→ Exercise aim
Below is a listing; reproduce each line of it exactly.

----- The input

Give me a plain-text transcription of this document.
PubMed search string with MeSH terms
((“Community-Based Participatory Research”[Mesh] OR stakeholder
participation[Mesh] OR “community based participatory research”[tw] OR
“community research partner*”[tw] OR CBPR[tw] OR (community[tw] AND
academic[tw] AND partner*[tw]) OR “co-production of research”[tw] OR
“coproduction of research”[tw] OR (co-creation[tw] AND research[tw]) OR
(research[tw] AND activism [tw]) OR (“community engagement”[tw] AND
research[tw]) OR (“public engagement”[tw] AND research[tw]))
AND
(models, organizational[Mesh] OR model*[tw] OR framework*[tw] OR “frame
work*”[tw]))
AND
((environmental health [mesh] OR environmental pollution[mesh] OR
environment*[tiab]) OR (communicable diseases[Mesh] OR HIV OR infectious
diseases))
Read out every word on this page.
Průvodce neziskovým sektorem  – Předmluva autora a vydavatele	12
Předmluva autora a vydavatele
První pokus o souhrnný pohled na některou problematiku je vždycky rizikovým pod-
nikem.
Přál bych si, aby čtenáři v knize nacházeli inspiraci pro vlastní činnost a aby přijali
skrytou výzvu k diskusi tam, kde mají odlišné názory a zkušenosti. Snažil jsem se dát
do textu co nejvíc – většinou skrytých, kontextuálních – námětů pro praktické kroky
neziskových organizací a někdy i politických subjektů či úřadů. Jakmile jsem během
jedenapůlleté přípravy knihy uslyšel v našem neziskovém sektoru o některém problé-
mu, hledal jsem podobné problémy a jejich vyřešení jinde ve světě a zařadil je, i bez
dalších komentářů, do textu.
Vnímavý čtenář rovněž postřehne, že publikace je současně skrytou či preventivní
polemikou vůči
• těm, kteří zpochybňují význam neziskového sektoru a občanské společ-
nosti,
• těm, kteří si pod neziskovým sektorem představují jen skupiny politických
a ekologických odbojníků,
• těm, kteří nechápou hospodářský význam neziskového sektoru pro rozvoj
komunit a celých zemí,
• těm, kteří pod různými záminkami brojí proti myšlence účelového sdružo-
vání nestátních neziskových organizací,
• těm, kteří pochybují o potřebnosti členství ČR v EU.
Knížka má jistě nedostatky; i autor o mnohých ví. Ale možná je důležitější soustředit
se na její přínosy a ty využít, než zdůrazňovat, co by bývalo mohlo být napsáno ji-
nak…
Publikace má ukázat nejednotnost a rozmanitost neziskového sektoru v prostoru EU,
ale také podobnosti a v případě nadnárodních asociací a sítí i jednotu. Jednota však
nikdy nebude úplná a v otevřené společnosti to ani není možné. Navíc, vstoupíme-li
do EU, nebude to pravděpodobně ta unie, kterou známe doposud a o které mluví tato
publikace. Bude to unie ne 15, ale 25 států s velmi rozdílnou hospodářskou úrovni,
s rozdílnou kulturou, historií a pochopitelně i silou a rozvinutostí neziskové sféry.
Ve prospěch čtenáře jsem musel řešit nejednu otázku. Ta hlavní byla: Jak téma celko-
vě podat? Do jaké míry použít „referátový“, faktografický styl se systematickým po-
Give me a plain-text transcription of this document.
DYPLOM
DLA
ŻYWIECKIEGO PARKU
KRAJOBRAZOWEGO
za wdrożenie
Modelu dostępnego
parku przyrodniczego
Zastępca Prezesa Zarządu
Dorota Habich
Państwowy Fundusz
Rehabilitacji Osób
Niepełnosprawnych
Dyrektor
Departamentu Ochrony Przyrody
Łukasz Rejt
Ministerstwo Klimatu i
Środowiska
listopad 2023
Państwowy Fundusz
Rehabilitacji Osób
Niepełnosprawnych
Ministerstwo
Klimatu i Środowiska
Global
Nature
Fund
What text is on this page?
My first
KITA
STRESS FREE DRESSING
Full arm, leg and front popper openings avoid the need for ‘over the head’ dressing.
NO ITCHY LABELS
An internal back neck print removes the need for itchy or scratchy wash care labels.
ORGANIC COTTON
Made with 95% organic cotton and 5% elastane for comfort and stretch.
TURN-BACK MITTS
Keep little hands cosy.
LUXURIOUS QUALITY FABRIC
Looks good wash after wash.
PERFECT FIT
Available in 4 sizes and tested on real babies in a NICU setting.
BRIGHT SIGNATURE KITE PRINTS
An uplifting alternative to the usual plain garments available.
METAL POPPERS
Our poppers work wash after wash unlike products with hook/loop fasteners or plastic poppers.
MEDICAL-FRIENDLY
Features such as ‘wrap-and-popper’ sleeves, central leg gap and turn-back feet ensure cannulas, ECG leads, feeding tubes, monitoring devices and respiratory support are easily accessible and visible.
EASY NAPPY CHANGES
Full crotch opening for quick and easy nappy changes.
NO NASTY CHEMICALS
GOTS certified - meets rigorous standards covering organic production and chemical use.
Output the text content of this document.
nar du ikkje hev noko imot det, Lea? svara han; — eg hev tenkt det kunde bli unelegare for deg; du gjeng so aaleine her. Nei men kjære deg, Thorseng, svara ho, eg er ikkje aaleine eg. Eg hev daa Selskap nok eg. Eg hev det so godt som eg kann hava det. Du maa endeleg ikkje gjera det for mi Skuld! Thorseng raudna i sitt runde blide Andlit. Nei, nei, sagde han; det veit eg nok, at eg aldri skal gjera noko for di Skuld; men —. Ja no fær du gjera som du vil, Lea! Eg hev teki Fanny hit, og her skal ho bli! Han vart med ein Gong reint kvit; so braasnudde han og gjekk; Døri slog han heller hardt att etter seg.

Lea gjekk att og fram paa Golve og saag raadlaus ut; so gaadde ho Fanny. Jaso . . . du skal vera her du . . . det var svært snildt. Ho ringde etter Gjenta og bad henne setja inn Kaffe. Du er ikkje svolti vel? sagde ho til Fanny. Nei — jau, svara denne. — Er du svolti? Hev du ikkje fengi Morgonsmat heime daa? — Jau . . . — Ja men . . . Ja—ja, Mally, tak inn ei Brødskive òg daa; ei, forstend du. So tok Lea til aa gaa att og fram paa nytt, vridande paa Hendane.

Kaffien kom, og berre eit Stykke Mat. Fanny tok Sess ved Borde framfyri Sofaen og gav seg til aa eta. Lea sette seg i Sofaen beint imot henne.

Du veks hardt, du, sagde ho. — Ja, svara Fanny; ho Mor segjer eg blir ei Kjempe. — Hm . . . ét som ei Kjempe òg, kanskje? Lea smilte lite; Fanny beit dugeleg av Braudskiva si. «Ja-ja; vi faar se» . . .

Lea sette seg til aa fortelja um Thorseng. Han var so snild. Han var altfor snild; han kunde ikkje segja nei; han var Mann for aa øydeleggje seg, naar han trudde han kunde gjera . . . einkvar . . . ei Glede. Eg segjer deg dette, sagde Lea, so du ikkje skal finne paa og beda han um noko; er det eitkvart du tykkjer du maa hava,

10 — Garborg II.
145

----------

→ Reply to the exercise
Give me a plain-text transcription of this document.
PubMed search string with MeSH terms
((“Community-Based Participatory Research”[Mesh] OR stakeholder
participation[Mesh] OR “community based participatory research”[tw] OR
“community research partner*”[tw] OR CBPR[tw] OR (community[tw] AND
academic[tw] AND partner*[tw]) OR “co-production of research”[tw] OR
“coproduction of research”[tw] OR (co-creation[tw] AND research[tw]) OR
(research[tw] AND activism [tw]) OR (“community engagement”[tw] AND
research[tw]) OR (“public engagement”[tw] AND research[tw]))
AND
(models, organizational[Mesh] OR model*[tw] OR framework*[tw] OR “frame
work*”[tw]))
AND
((environmental health [mesh] OR environmental pollution[mesh] OR
environment*[tiab]) OR (communicable diseases[Mesh] OR HIV OR infectious
diseases))
Read out every word on this page.
Průvodce neziskovým sektorem  – Předmluva autora a vydavatele	12
Předmluva autora a vydavatele
První pokus o souhrnný pohled na některou problematiku je vždycky rizikovým pod-
nikem.
Přál bych si, aby čtenáři v knize nacházeli inspiraci pro vlastní činnost a aby přijali
skrytou výzvu k diskusi tam, kde mají odlišné názory a zkušenosti. Snažil jsem se dát
do textu co nejvíc – většinou skrytých, kontextuálních – námětů pro praktické kroky
neziskových organizací a někdy i politických subjektů či úřadů. Jakmile jsem během
jedenapůlleté přípravy knihy uslyšel v našem neziskovém sektoru o některém problé-
mu, hledal jsem podobné problémy a jejich vyřešení jinde ve světě a zařadil je, i bez
dalších komentářů, do textu.
Vnímavý čtenář rovněž postřehne, že publikace je současně skrytou či preventivní
polemikou vůči
• těm, kteří zpochybňují význam neziskového sektoru a občanské společ-
nosti,
• těm, kteří si pod neziskovým sektorem představují jen skupiny politických
a ekologických odbojníků,
• těm, kteří nechápou hospodářský význam neziskového sektoru pro rozvoj
komunit a celých zemí,
• těm, kteří pod různými záminkami brojí proti myšlence účelového sdružo-
vání nestátních neziskových organizací,
• těm, kteří pochybují o potřebnosti členství ČR v EU.
Knížka má jistě nedostatky; i autor o mnohých ví. Ale možná je důležitější soustředit
se na její přínosy a ty využít, než zdůrazňovat, co by bývalo mohlo být napsáno ji-
nak…
Publikace má ukázat nejednotnost a rozmanitost neziskového sektoru v prostoru EU,
ale také podobnosti a v případě nadnárodních asociací a sítí i jednotu. Jednota však
nikdy nebude úplná a v otevřené společnosti to ani není možné. Navíc, vstoupíme-li
do EU, nebude to pravděpodobně ta unie, kterou známe doposud a o které mluví tato
publikace. Bude to unie ne 15, ale 25 států s velmi rozdílnou hospodářskou úrovni,
s rozdílnou kulturou, historií a pochopitelně i silou a rozvinutostí neziskové sféry.
Ve prospěch čtenáře jsem musel řešit nejednu otázku. Ta hlavní byla: Jak téma celko-
vě podat? Do jaké míry použít „referátový“, faktografický styl se systematickým po-
Give me a plain-text transcription of this document.
DYPLOM
DLA
ŻYWIECKIEGO PARKU
KRAJOBRAZOWEGO
za wdrożenie
Modelu dostępnego
parku przyrodniczego
Zastępca Prezesa Zarządu
Dorota Habich
Państwowy Fundusz
Rehabilitacji Osób
Niepełnosprawnych
Dyrektor
Departamentu Ochrony Przyrody
Łukasz Rejt
Ministerstwo Klimatu i
Środowiska
listopad 2023
Państwowy Fundusz
Rehabilitacji Osób
Niepełnosprawnych
Ministerstwo
Klimatu i Środowiska
Global
Nature
Fund
What text is on this page?
My first
KITA
STRESS FREE DRESSING
Full arm, leg and front popper openings avoid the need for ‘over the head’ dressing.
NO ITCHY LABELS
An internal back neck print removes the need for itchy or scratchy wash care labels.
ORGANIC COTTON
Made with 95% organic cotton and 5% elastane for comfort and stretch.
TURN-BACK MITTS
Keep little hands cosy.
LUXURIOUS QUALITY FABRIC
Looks good wash after wash.
PERFECT FIT
Available in 4 sizes and tested on real babies in a NICU setting.
BRIGHT SIGNATURE KITE PRINTS
An uplifting alternative to the usual plain garments available.
METAL POPPERS
Our poppers work wash after wash unlike products with hook/loop fasteners or plastic poppers.
MEDICAL-FRIENDLY
Features such as ‘wrap-and-popper’ sleeves, central leg gap and turn-back feet ensure cannulas, ECG leads, feeding tubes, monitoring devices and respiratory support are easily accessible and visible.
EASY NAPPY CHANGES
Full crotch opening for quick and easy nappy changes.
NO NASTY CHEMICALS
GOTS certified - meets rigorous standards covering organic production and chemical use.
Output the text content of this document.
nar du ikkje hev noko imot det, Lea? svara han; — eg hev tenkt det kunde bli unelegare for deg; du gjeng so aaleine her. Nei men kjære deg, Thorseng, svara ho, eg er ikkje aaleine eg. Eg hev daa Selskap nok eg. Eg hev det so godt som eg kann hava det. Du maa endeleg ikkje gjera det for mi Skuld! Thorseng raudna i sitt runde blide Andlit. Nei, nei, sagde han; det veit eg nok, at eg aldri skal gjera noko for di Skuld; men —. Ja no fær du gjera som du vil, Lea! Eg hev teki Fanny hit, og her skal ho bli! Han vart med ein Gong reint kvit; so braasnudde han og gjekk; Døri slog han heller hardt att etter seg.

Lea gjekk att og fram paa Golve og saag raadlaus ut; so gaadde ho Fanny. Jaso . . . du skal vera her du . . . det var svært snildt. Ho ringde etter Gjenta og bad henne setja inn Kaffe. Du er ikkje svolti vel? sagde ho til Fanny. Nei — jau, svara denne. — Er du svolti? Hev du ikkje fengi Morgonsmat heime daa? — Jau . . . — Ja men . . . Ja—ja, Mally, tak inn ei Brødskive òg daa; ei, forstend du. So tok Lea til aa gaa att og fram paa nytt, vridande paa Hendane.

Kaffien kom, og berre eit Stykke Mat. Fanny tok Sess ved Borde framfyri Sofaen og gav seg til aa eta. Lea sette seg i Sofaen beint imot henne.

Du veks hardt, du, sagde ho. — Ja, svara Fanny; ho Mor segjer eg blir ei Kjempe. — Hm . . . ét som ei Kjempe òg, kanskje? Lea smilte lite; Fanny beit dugeleg av Braudskiva si. «Ja-ja; vi faar se» . . .

Lea sette seg til aa fortelja um Thorseng. Han var so snild. Han var altfor snild; han kunde ikkje segja nei; han var Mann for aa øydeleggje seg, naar han trudde han kunde gjera . . . einkvar . . . ei Glede. Eg segjer deg dette, sagde Lea, so du ikkje skal finne paa og beda han um noko; er det eitkvart du tykkjer du maa hava,

10 — Garborg II.
145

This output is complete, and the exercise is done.